Copy each line where the word "Loading" occurs.

Start of Material

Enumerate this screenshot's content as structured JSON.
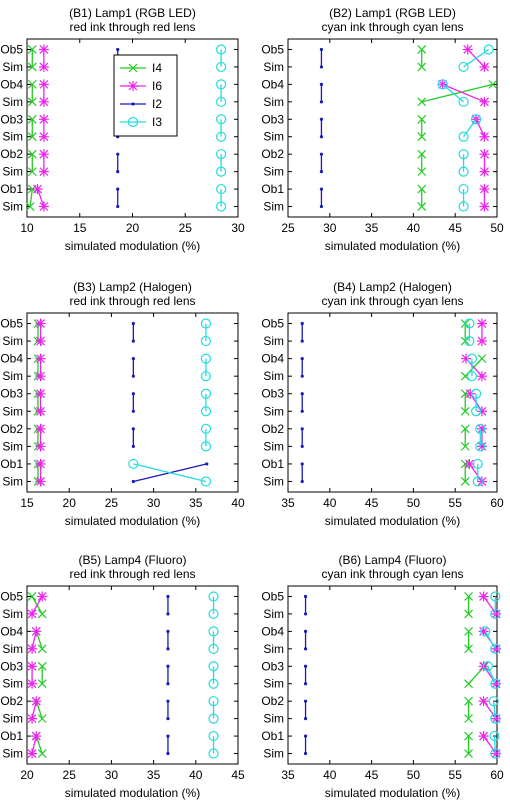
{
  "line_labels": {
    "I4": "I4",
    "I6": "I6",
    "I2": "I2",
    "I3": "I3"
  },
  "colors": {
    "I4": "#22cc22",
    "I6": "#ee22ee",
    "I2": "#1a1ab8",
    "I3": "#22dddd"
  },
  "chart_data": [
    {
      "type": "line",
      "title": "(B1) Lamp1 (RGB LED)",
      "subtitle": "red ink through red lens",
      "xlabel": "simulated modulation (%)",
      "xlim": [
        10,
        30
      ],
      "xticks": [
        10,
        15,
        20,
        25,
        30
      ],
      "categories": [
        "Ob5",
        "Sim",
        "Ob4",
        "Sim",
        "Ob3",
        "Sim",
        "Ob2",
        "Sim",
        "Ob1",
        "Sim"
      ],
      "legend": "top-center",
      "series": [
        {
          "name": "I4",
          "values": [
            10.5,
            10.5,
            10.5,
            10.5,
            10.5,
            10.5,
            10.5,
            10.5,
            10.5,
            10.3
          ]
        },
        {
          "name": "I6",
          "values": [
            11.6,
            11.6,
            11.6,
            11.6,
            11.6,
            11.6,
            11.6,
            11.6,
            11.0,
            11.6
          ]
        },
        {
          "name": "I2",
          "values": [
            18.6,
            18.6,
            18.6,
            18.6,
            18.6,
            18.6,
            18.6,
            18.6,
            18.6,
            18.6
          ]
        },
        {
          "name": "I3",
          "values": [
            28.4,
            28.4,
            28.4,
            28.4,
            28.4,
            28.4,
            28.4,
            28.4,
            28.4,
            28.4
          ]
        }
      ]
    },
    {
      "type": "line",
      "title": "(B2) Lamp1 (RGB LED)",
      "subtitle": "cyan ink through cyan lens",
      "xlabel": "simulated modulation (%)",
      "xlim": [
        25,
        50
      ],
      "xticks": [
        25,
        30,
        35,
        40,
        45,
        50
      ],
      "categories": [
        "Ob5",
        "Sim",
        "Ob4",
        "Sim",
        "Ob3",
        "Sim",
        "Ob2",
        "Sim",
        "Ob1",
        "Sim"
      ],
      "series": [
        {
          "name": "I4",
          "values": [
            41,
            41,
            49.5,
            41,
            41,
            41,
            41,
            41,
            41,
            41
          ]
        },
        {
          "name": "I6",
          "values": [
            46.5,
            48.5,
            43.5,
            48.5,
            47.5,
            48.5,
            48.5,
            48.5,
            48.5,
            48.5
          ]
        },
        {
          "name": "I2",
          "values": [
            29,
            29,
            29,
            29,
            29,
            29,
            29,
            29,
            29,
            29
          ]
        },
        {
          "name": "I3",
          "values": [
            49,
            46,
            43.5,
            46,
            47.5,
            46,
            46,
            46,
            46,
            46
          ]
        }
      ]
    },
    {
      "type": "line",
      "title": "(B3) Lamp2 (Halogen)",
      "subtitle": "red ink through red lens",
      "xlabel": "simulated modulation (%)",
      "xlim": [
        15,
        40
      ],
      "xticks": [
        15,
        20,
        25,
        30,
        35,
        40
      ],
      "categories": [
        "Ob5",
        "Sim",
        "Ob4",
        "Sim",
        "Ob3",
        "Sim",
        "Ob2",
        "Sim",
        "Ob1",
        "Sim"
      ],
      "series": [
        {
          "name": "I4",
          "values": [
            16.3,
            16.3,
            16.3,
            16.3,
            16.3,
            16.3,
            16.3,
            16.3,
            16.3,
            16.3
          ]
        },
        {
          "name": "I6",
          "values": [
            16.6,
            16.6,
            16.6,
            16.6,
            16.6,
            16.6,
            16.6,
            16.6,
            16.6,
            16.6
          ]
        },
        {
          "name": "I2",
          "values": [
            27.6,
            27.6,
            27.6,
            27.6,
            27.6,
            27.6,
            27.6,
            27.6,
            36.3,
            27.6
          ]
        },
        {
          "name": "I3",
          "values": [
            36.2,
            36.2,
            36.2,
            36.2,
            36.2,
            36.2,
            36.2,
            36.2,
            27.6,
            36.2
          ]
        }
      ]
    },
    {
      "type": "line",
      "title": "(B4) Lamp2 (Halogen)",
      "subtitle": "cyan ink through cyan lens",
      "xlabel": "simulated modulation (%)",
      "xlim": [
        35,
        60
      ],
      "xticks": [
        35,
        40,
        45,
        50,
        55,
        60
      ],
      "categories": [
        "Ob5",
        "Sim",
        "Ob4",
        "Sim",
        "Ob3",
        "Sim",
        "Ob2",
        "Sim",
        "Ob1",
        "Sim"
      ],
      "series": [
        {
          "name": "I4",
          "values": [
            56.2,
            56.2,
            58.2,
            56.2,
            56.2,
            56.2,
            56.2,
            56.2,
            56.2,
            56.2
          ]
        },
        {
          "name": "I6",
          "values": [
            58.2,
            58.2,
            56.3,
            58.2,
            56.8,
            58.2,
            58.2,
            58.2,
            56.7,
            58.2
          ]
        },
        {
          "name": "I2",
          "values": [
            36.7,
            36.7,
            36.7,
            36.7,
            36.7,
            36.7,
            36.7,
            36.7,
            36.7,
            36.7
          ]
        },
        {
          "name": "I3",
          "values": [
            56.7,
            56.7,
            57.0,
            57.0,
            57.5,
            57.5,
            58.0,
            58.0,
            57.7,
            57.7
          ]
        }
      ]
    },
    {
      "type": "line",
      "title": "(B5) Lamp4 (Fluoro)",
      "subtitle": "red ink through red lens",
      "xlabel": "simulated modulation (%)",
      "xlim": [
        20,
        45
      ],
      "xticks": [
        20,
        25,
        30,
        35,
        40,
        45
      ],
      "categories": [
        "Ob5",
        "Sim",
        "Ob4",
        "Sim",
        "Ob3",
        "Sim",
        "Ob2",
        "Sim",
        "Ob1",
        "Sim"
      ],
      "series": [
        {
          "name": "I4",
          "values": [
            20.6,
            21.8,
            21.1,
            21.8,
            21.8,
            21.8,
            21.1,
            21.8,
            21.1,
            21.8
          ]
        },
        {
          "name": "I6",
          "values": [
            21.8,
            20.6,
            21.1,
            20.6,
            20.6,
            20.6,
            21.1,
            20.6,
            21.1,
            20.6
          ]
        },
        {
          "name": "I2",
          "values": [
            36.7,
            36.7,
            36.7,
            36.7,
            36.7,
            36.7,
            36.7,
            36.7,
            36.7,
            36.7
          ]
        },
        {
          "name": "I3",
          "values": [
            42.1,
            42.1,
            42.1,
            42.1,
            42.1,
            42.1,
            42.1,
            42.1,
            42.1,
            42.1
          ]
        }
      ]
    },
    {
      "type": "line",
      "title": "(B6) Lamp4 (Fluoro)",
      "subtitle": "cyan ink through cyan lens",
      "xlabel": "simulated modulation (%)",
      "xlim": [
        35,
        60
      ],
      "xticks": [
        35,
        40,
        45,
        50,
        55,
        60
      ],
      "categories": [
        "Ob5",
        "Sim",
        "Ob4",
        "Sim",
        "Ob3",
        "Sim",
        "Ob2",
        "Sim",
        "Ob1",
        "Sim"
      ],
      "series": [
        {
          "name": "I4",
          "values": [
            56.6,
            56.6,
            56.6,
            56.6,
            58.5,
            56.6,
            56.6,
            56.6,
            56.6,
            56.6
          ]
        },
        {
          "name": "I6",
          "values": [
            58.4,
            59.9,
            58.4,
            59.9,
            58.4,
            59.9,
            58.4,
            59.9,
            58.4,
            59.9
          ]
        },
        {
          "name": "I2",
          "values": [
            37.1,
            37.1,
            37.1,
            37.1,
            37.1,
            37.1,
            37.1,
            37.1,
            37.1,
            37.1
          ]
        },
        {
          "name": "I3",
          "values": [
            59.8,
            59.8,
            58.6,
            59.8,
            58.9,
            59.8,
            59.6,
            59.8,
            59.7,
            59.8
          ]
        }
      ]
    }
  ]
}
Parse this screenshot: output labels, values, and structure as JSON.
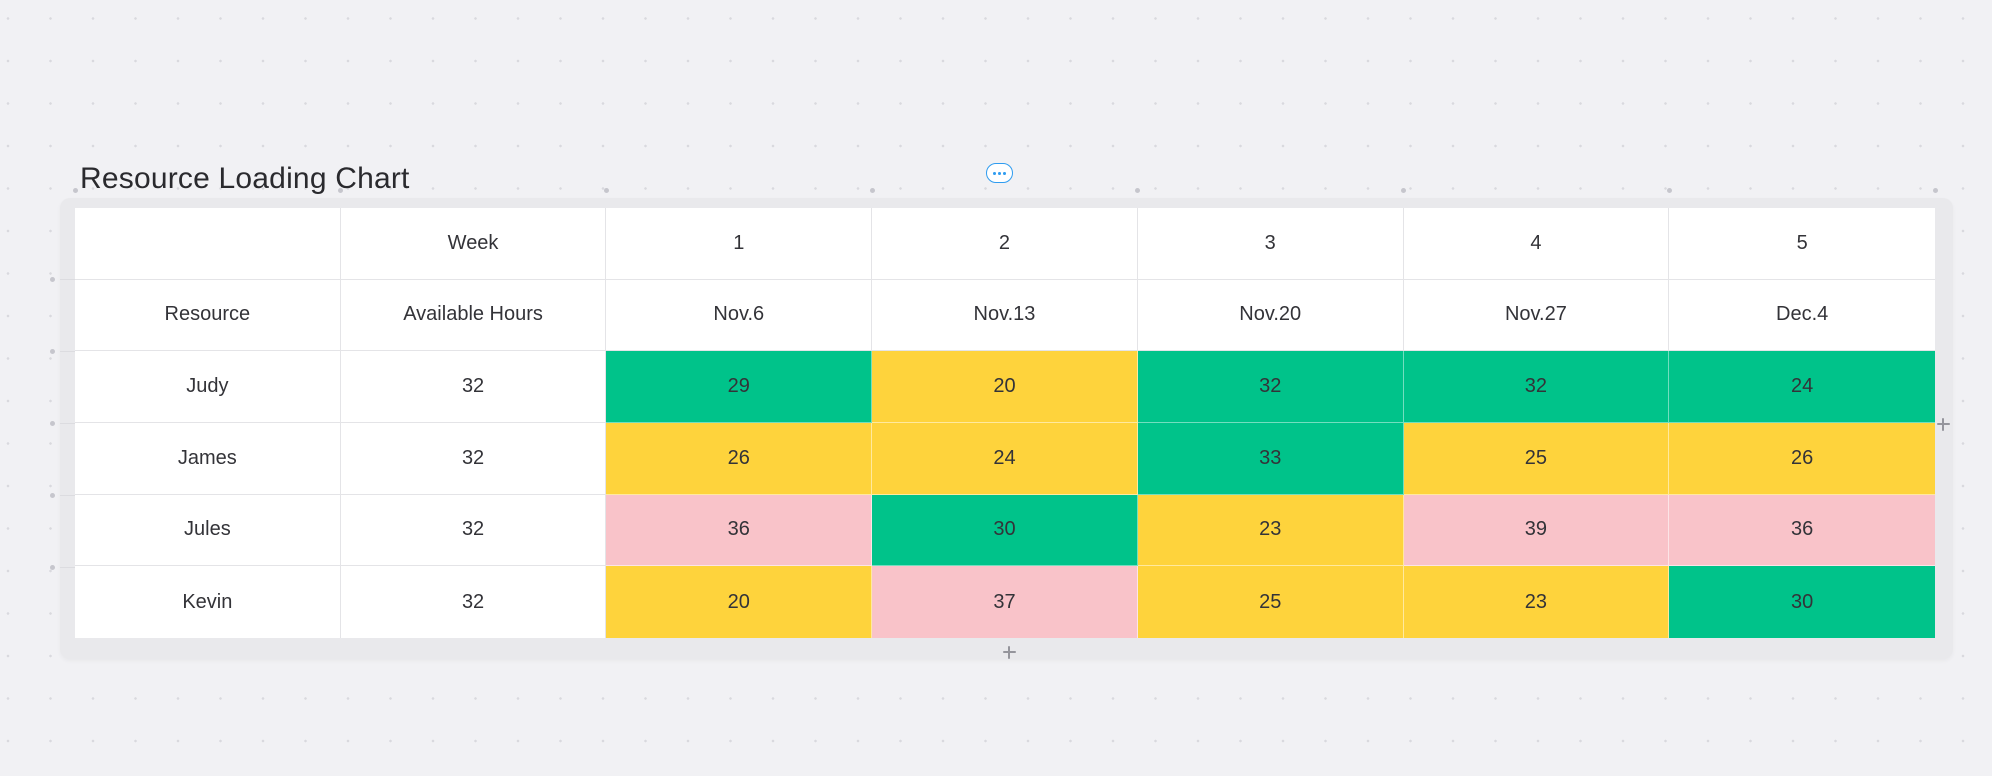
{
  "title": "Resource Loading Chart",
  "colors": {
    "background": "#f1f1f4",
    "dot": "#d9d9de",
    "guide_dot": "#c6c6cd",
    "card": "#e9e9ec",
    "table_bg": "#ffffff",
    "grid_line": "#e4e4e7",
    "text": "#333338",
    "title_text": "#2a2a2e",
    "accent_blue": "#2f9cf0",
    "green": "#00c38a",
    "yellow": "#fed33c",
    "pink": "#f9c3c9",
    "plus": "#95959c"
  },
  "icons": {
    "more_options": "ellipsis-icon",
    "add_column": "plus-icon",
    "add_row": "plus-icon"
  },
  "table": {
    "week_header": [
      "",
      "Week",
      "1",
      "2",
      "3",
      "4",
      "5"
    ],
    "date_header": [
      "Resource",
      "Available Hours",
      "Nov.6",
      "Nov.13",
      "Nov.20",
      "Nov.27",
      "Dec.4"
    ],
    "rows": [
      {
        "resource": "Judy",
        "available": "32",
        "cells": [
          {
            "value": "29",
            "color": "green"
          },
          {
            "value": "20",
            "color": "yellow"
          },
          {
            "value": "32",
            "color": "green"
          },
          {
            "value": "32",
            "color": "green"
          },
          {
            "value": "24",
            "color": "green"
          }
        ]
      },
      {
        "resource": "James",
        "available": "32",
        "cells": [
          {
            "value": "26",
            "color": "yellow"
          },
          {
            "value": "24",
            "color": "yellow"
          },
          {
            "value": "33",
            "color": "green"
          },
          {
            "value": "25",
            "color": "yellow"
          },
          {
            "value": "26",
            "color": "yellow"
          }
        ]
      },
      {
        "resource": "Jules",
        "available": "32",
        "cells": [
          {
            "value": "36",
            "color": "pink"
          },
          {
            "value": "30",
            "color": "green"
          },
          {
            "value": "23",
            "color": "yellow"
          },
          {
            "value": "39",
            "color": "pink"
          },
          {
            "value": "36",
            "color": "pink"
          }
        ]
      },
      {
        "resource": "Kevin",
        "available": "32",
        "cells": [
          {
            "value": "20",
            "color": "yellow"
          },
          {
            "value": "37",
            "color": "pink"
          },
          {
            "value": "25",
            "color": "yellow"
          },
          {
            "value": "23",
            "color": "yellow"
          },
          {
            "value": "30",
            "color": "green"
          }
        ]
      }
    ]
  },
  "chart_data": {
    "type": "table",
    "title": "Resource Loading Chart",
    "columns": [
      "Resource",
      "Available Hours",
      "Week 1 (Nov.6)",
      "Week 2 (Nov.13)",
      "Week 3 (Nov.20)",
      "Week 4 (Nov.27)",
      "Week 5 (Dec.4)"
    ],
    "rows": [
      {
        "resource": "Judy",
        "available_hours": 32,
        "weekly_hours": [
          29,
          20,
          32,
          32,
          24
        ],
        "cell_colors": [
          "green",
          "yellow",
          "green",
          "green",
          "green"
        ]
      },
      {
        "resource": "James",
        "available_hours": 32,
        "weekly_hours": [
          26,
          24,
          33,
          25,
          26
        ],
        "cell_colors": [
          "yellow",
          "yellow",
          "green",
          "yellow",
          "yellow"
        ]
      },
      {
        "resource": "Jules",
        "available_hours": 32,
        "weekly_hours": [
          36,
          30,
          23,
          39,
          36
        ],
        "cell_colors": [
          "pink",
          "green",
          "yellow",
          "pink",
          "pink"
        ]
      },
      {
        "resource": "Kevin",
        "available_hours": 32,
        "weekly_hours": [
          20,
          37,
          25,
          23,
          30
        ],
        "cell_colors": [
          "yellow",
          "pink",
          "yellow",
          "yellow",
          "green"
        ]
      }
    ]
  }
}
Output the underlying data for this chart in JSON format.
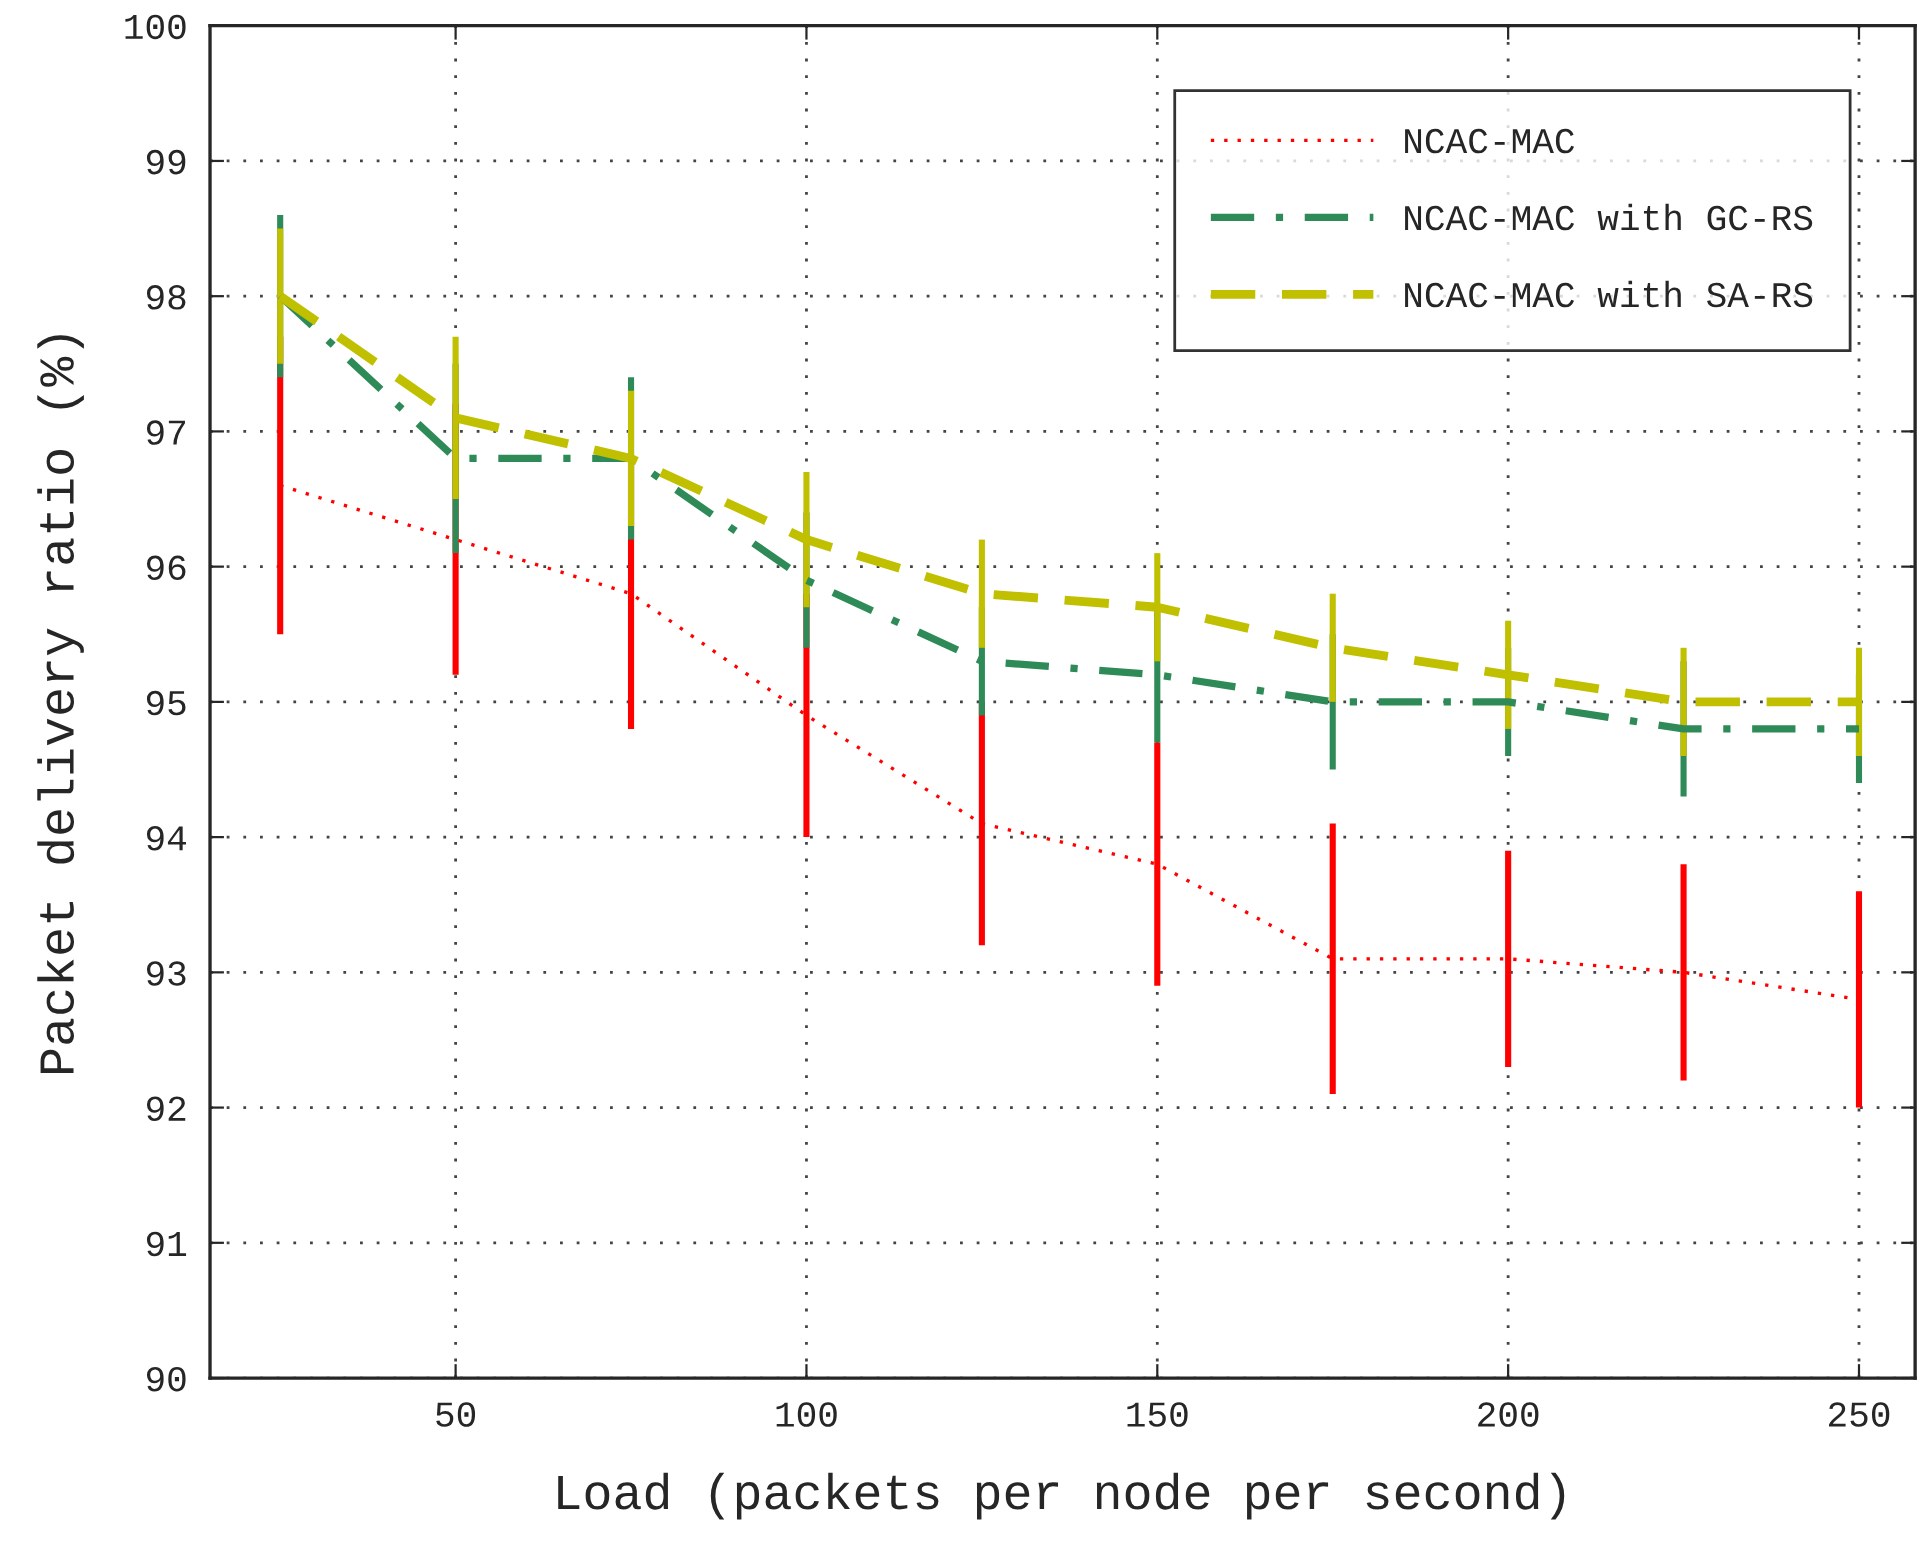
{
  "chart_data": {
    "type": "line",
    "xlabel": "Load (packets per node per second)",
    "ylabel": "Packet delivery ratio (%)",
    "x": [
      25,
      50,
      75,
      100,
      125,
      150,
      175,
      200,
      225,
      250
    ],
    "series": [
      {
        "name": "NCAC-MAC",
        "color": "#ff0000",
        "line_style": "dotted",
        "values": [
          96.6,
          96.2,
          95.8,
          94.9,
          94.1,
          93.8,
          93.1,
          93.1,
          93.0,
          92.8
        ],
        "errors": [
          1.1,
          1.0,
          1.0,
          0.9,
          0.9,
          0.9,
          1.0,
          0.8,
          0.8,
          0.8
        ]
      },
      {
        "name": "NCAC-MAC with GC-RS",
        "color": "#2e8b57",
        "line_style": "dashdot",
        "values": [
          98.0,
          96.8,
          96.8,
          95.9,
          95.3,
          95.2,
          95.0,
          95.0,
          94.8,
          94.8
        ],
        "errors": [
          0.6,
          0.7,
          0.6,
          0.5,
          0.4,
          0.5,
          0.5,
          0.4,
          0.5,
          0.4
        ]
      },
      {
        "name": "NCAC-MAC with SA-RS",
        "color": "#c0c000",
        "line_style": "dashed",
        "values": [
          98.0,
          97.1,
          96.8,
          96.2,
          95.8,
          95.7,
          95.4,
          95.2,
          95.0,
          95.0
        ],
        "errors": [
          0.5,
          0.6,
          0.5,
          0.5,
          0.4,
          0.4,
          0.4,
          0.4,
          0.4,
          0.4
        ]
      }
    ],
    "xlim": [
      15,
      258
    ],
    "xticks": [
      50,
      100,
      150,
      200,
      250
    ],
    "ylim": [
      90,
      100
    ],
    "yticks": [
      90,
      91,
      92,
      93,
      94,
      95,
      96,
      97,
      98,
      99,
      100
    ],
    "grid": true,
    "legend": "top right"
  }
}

End of Material

■ Answer to this exercise ■
  "title": "Resource Loading Chart",
    "title": "Resource Loading Chart",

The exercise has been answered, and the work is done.